**** ENTRIES SHOWN

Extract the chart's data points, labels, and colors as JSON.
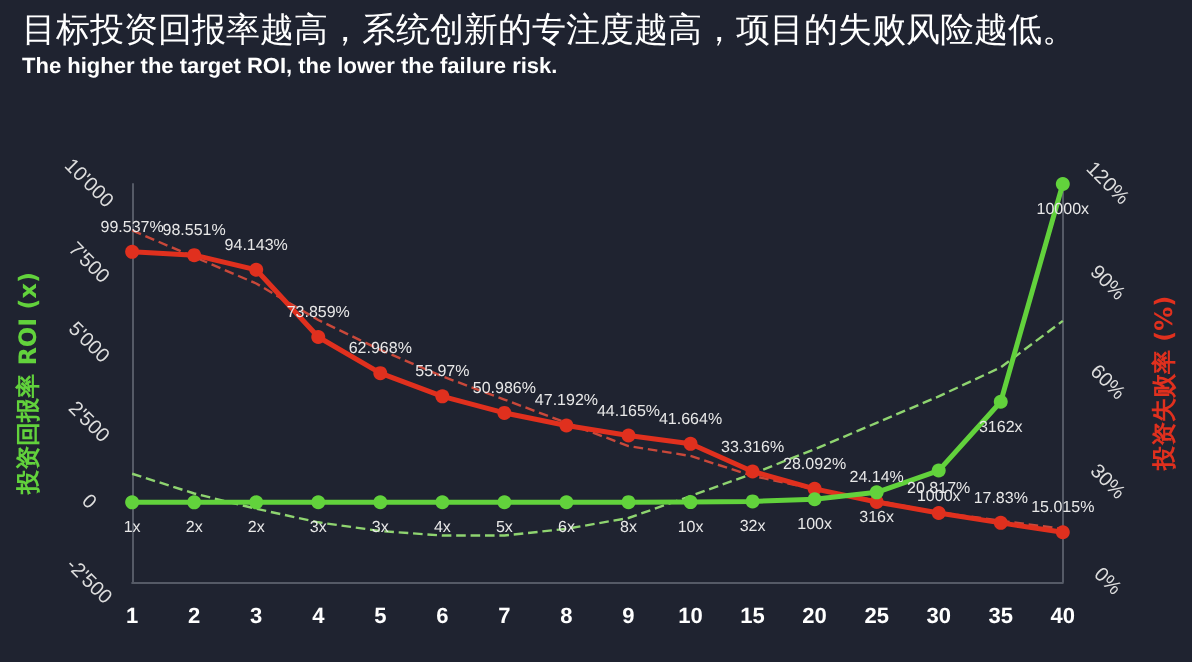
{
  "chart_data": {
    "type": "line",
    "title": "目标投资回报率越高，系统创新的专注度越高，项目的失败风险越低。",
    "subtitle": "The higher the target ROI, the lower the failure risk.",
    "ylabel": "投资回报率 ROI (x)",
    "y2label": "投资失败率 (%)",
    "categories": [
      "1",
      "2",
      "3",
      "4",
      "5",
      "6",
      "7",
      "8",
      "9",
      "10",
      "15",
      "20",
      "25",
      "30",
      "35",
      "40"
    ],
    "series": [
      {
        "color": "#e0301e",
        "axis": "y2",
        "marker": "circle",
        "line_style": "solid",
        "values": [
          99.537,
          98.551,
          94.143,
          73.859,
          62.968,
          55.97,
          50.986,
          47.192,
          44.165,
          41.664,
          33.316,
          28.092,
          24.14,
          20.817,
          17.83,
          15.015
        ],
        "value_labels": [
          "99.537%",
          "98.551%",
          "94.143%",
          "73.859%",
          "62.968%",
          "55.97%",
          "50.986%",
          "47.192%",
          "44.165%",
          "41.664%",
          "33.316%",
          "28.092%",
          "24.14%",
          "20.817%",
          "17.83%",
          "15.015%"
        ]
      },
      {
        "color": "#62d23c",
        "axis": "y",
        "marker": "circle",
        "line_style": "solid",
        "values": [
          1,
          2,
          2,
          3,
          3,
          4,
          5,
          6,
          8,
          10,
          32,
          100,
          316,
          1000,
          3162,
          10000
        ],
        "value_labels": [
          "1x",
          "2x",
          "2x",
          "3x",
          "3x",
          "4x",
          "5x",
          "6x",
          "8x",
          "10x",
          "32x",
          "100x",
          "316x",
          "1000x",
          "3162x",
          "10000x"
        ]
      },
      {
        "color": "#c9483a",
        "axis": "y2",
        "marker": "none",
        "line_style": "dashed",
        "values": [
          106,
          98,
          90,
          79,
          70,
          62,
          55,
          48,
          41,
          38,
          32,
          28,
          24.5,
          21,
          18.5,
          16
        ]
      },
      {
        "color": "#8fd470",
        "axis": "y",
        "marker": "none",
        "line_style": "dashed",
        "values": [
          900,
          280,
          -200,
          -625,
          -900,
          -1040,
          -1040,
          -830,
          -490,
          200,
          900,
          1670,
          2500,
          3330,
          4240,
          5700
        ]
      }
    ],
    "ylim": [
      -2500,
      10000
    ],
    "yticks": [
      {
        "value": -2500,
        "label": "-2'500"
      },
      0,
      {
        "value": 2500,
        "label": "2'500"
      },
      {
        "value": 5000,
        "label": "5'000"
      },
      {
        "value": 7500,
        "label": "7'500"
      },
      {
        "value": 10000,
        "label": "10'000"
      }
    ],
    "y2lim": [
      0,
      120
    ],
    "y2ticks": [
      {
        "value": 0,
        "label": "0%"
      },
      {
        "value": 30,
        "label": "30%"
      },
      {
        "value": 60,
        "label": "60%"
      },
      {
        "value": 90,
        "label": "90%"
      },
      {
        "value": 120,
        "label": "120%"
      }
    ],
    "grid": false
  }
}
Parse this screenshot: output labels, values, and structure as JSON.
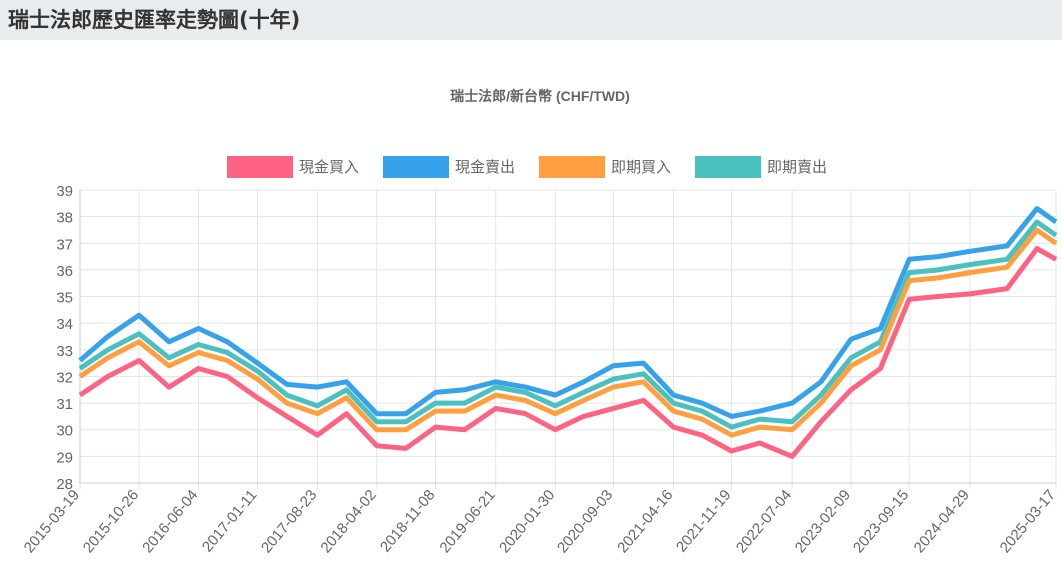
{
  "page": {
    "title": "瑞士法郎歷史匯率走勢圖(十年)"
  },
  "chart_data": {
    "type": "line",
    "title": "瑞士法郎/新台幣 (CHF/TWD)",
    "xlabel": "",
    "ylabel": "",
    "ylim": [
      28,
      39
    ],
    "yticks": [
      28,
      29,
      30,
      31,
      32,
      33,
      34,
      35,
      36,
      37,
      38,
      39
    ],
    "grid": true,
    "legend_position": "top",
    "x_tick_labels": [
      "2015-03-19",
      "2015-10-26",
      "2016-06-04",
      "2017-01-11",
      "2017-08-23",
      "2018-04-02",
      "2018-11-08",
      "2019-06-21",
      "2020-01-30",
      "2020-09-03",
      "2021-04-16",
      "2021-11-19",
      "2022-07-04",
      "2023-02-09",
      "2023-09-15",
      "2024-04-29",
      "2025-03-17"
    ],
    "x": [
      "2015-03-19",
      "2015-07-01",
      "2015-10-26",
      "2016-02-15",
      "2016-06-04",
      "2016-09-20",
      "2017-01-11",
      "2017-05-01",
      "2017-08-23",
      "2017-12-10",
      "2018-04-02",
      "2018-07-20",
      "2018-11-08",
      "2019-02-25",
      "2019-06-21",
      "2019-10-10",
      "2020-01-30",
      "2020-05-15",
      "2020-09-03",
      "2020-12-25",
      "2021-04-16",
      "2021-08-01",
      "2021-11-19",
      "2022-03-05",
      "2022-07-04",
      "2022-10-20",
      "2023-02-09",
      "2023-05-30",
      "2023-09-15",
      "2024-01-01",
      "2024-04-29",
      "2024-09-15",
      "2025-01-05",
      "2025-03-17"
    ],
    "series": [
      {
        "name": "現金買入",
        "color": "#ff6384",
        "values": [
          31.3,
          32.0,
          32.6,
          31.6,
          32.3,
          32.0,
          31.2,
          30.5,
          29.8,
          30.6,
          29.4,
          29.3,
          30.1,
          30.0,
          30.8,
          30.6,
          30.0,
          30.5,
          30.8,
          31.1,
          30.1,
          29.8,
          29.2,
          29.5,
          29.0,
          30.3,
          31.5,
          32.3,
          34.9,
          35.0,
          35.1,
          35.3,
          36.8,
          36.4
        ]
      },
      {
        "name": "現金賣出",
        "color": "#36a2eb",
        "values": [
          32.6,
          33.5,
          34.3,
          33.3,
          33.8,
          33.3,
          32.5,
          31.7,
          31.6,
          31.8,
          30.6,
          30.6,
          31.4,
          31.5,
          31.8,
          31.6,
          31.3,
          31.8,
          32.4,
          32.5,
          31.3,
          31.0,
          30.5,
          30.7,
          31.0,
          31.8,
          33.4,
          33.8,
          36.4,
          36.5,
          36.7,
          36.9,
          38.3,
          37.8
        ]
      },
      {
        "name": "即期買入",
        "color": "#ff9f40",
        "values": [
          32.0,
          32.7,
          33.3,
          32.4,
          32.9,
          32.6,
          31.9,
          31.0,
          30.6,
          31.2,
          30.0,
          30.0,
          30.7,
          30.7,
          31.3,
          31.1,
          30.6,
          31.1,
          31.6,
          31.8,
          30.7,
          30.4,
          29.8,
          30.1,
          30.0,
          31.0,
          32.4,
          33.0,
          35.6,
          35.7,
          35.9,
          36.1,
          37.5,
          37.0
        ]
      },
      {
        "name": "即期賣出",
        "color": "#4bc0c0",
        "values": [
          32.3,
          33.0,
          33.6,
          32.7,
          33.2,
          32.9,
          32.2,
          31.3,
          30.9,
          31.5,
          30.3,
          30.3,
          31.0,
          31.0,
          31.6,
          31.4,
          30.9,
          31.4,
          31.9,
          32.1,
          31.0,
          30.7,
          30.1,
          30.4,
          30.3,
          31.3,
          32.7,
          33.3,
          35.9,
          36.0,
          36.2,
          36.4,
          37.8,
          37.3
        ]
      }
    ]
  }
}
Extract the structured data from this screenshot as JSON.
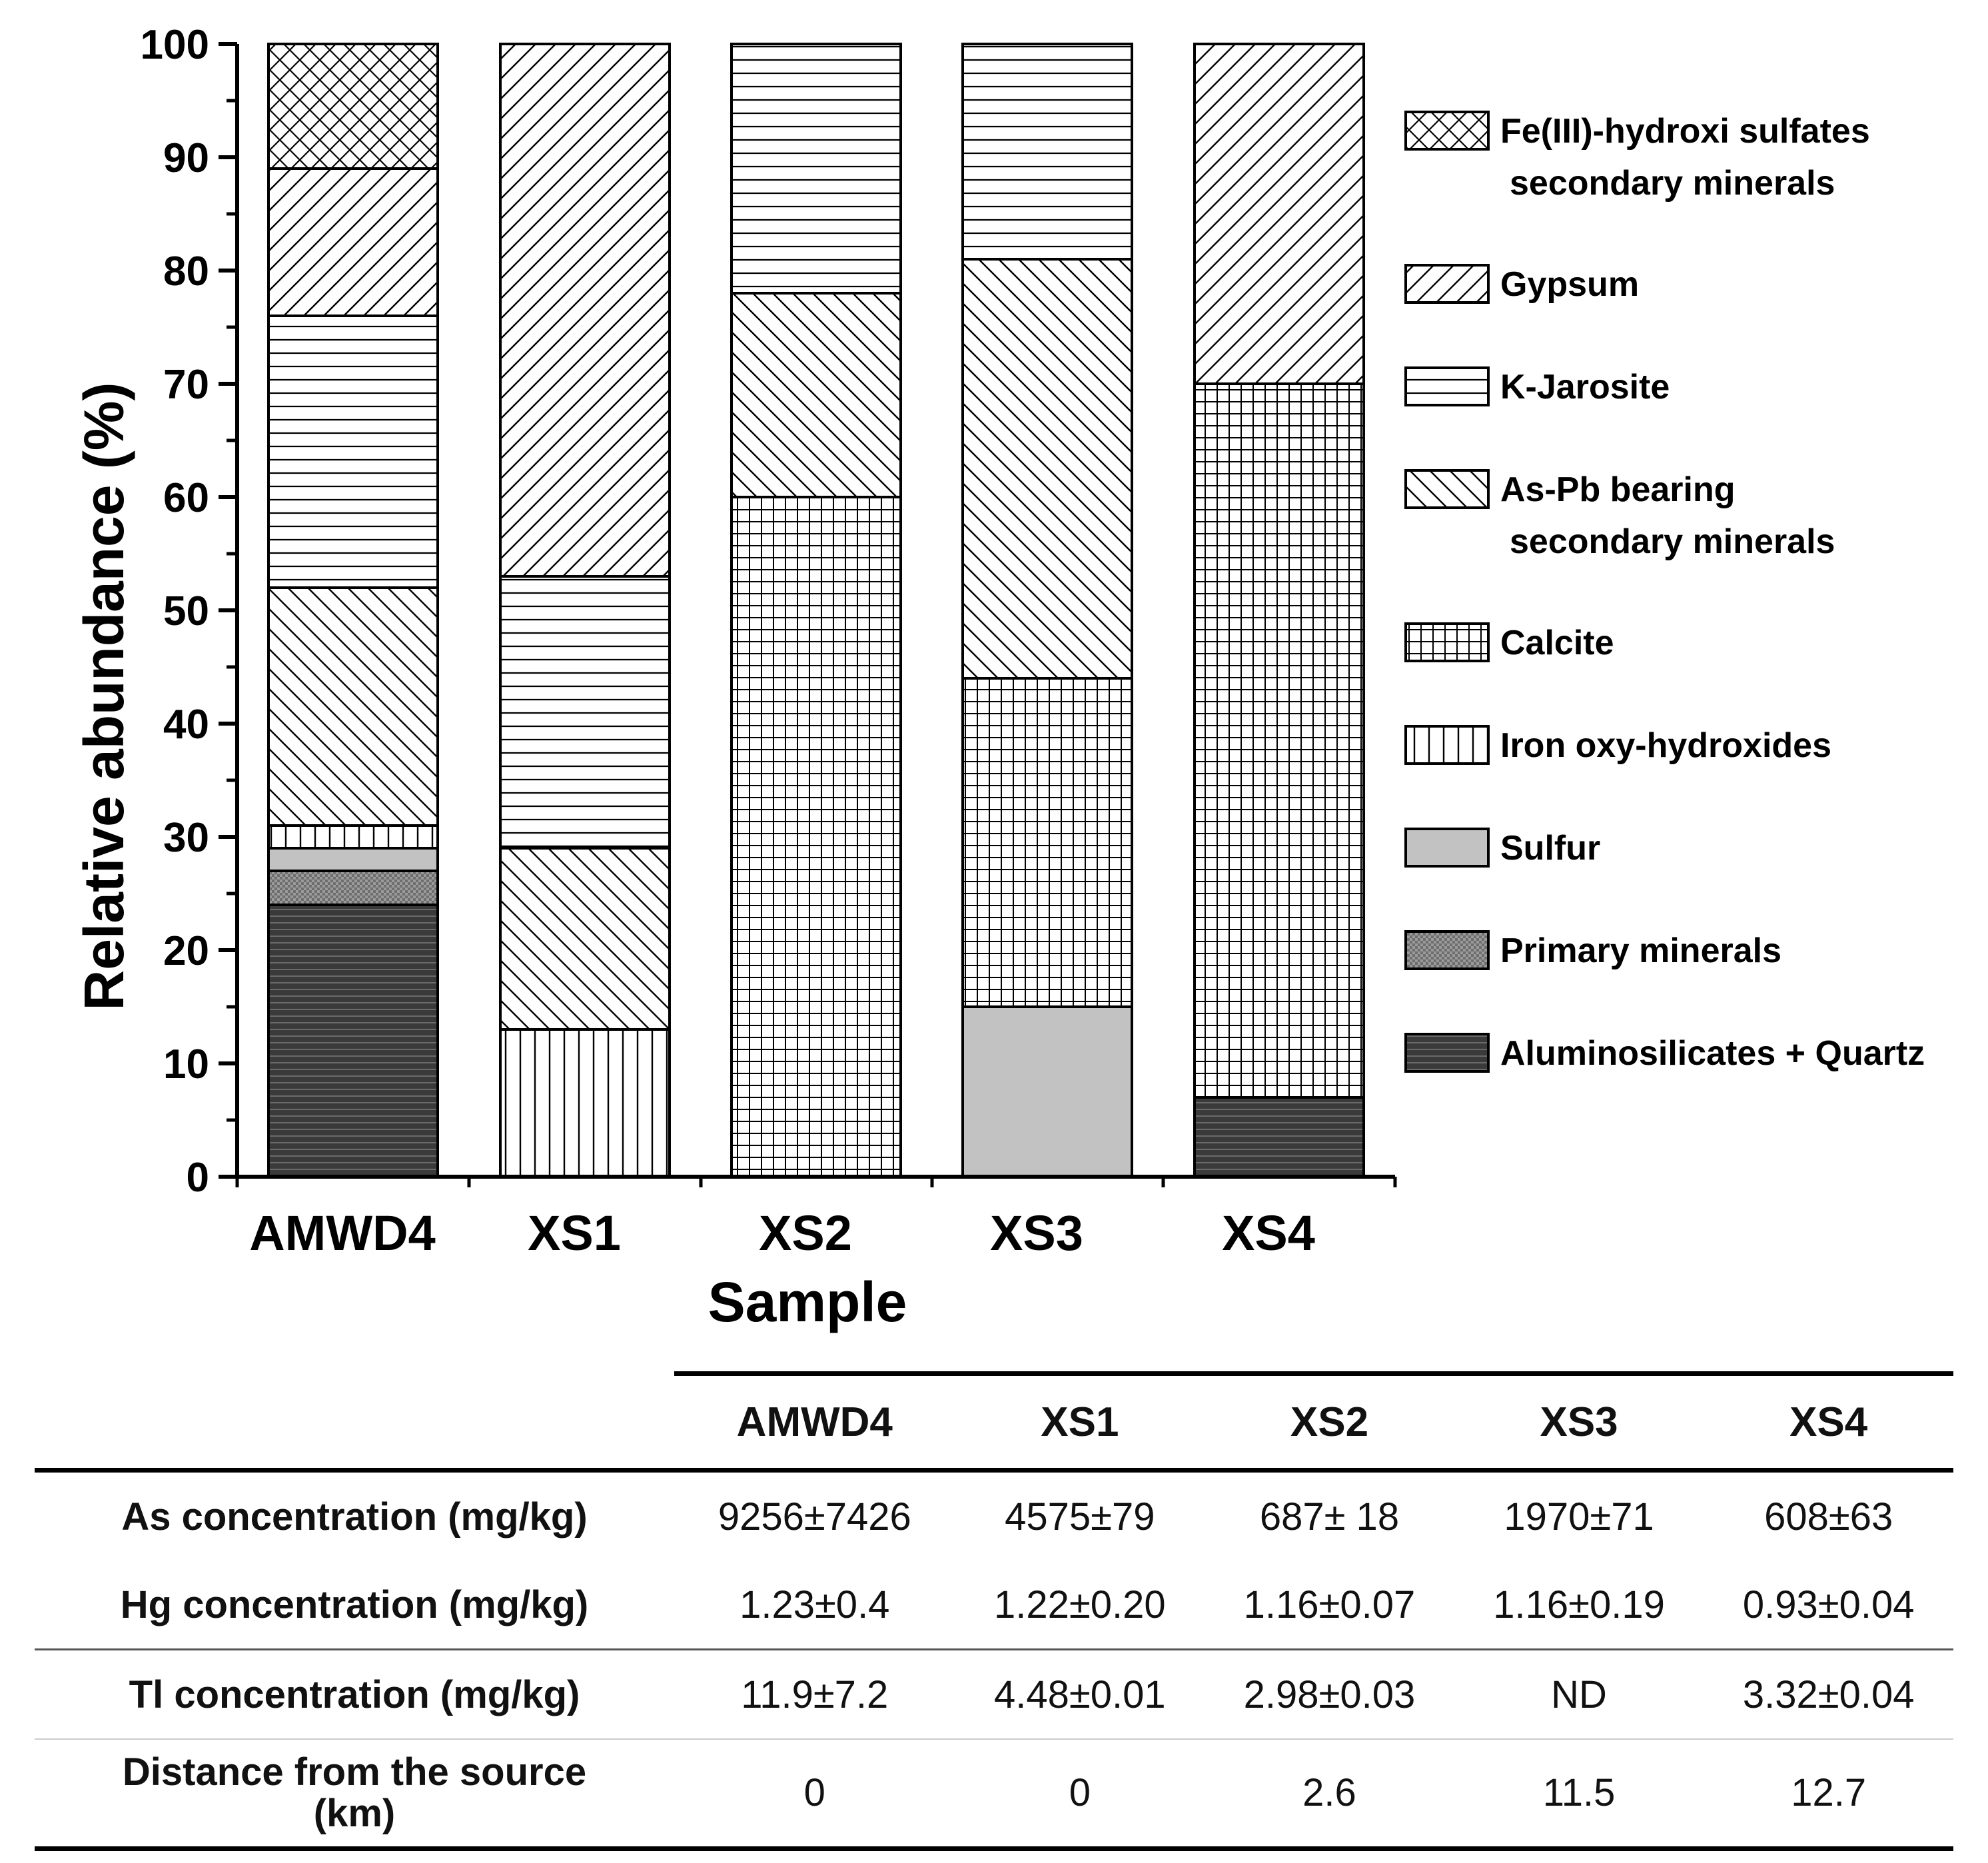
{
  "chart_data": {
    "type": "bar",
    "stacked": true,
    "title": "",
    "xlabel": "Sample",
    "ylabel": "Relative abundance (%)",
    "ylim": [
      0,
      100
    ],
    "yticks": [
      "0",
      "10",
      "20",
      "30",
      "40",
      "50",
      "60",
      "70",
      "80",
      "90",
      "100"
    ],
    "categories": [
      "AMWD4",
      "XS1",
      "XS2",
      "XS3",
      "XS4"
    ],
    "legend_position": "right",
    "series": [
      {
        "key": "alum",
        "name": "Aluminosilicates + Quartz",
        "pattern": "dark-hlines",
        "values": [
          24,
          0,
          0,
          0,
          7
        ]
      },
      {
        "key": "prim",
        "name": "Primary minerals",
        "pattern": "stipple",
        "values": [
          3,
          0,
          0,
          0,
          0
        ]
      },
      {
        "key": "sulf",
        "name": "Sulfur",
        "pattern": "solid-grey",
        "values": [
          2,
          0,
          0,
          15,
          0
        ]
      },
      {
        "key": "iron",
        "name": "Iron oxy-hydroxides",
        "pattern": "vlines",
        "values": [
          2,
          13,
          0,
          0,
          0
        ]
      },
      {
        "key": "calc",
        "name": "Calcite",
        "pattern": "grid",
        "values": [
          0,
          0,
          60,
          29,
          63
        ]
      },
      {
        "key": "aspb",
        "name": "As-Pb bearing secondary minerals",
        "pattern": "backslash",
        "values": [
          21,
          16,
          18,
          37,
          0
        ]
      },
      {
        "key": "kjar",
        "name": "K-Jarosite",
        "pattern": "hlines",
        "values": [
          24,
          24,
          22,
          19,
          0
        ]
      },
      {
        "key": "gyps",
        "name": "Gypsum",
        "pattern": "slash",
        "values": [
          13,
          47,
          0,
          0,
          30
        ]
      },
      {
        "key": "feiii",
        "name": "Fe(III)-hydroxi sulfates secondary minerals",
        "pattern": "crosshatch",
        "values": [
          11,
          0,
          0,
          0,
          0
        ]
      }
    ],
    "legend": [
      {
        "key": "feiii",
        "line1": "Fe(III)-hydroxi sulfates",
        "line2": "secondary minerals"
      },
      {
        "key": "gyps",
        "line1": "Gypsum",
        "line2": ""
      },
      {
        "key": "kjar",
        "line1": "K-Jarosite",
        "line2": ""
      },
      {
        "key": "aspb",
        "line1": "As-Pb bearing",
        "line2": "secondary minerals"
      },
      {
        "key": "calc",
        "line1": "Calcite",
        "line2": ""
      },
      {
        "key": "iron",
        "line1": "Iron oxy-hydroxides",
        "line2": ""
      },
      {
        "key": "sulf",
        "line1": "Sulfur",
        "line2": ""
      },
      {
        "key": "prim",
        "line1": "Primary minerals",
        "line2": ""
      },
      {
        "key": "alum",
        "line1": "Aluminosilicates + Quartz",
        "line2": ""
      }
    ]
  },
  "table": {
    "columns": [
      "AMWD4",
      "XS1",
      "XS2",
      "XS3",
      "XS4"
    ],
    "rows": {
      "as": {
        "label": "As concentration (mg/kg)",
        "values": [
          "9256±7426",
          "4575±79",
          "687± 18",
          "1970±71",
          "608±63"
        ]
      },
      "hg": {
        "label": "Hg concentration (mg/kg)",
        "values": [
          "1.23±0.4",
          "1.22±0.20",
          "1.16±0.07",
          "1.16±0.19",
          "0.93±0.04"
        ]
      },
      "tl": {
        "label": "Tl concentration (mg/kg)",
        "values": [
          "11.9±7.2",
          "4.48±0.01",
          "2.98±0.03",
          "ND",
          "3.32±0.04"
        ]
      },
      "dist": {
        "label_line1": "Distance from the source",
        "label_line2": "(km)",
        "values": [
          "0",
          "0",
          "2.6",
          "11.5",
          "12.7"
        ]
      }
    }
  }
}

********

> AIM: Pull out and copy each line containing the string "sulfates".

> SOLUTION FOR THIS EXERCISE:
        "name": "Fe(III)-hydroxi sulfates secondary minerals",
        "line1": "Fe(III)-hydroxi sulfates",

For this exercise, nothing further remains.